The exercise:
Each line of the material below should be reproduced exactly.

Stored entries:
■ ■ ■ ■ ■

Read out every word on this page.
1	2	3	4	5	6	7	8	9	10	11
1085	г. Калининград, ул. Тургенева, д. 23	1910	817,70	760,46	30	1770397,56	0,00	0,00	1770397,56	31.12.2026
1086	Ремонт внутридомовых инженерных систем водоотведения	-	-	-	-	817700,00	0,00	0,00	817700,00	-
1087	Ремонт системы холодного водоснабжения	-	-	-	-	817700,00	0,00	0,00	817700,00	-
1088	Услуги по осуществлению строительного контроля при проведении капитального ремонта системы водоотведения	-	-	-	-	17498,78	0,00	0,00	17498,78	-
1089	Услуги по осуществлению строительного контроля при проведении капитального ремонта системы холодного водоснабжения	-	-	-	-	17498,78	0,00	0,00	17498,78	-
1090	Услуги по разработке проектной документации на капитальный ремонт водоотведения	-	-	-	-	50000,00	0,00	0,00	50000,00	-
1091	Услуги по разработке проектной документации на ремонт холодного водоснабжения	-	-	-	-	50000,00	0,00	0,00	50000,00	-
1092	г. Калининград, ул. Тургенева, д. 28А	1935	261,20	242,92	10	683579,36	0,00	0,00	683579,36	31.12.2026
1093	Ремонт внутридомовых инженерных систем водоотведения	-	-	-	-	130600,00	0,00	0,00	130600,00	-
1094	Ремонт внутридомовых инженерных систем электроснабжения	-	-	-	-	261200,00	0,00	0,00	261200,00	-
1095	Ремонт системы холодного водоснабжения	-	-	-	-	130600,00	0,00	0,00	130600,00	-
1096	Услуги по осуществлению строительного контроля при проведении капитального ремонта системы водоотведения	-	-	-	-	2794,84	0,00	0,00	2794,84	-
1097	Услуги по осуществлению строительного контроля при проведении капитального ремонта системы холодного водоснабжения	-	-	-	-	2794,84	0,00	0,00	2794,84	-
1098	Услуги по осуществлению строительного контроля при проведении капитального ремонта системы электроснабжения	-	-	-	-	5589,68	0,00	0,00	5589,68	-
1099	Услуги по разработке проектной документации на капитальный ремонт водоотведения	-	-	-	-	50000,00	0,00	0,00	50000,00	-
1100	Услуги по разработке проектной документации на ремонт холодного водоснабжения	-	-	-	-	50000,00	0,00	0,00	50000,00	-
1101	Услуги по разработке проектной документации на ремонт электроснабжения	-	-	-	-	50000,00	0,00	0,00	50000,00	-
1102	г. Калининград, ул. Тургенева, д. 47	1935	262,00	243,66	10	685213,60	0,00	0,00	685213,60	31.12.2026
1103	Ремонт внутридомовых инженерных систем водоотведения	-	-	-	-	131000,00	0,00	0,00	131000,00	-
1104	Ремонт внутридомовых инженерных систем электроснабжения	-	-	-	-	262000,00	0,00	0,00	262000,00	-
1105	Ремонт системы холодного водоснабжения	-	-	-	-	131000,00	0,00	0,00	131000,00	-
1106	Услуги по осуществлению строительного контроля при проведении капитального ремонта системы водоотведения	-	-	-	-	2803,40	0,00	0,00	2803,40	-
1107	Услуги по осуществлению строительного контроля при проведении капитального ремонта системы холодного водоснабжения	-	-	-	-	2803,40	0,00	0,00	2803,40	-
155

■ ■ ■ ■ ■

Exercise result:
Read out every word on this page.
1	2	3	4	5	6	7	8	9	10	11
1085	г. Калининград, ул. Тургенева, д. 23	1910	817,70	760,46	30	1770397,56	0,00	0,00	1770397,56	31.12.2026
1086	Ремонт внутридомовых инженерных систем водоотведения	-	-	-	-	817700,00	0,00	0,00	817700,00	-
1087	Ремонт системы холодного водоснабжения	-	-	-	-	817700,00	0,00	0,00	817700,00	-
1088	Услуги по осуществлению строительного контроля при проведении капитального ремонта системы водоотведения	-	-	-	-	17498,78	0,00	0,00	17498,78	-
1089	Услуги по осуществлению строительного контроля при проведении капитального ремонта системы холодного водоснабжения	-	-	-	-	17498,78	0,00	0,00	17498,78	-
1090	Услуги по разработке проектной документации на капитальный ремонт водоотведения	-	-	-	-	50000,00	0,00	0,00	50000,00	-
1091	Услуги по разработке проектной документации на ремонт холодного водоснабжения	-	-	-	-	50000,00	0,00	0,00	50000,00	-
1092	г. Калининград, ул. Тургенева, д. 28А	1935	261,20	242,92	10	683579,36	0,00	0,00	683579,36	31.12.2026
1093	Ремонт внутридомовых инженерных систем водоотведения	-	-	-	-	130600,00	0,00	0,00	130600,00	-
1094	Ремонт внутридомовых инженерных систем электроснабжения	-	-	-	-	261200,00	0,00	0,00	261200,00	-
1095	Ремонт системы холодного водоснабжения	-	-	-	-	130600,00	0,00	0,00	130600,00	-
1096	Услуги по осуществлению строительного контроля при проведении капитального ремонта системы водоотведения	-	-	-	-	2794,84	0,00	0,00	2794,84	-
1097	Услуги по осуществлению строительного контроля при проведении капитального ремонта системы холодного водоснабжения	-	-	-	-	2794,84	0,00	0,00	2794,84	-
1098	Услуги по осуществлению строительного контроля при проведении капитального ремонта системы электроснабжения	-	-	-	-	5589,68	0,00	0,00	5589,68	-
1099	Услуги по разработке проектной документации на капитальный ремонт водоотведения	-	-	-	-	50000,00	0,00	0,00	50000,00	-
1100	Услуги по разработке проектной документации на ремонт холодного водоснабжения	-	-	-	-	50000,00	0,00	0,00	50000,00	-
1101	Услуги по разработке проектной документации на ремонт электроснабжения	-	-	-	-	50000,00	0,00	0,00	50000,00	-
1102	г. Калининград, ул. Тургенева, д. 47	1935	262,00	243,66	10	685213,60	0,00	0,00	685213,60	31.12.2026
1103	Ремонт внутридомовых инженерных систем водоотведения	-	-	-	-	131000,00	0,00	0,00	131000,00	-
1104	Ремонт внутридомовых инженерных систем электроснабжения	-	-	-	-	262000,00	0,00	0,00	262000,00	-
1105	Ремонт системы холодного водоснабжения	-	-	-	-	131000,00	0,00	0,00	131000,00	-
1106	Услуги по осуществлению строительного контроля при проведении капитального ремонта системы водоотведения	-	-	-	-	2803,40	0,00	0,00	2803,40	-
1107	Услуги по осуществлению строительного контроля при проведении капитального ремонта системы холодного водоснабжения	-	-	-	-	2803,40	0,00	0,00	2803,40	-
155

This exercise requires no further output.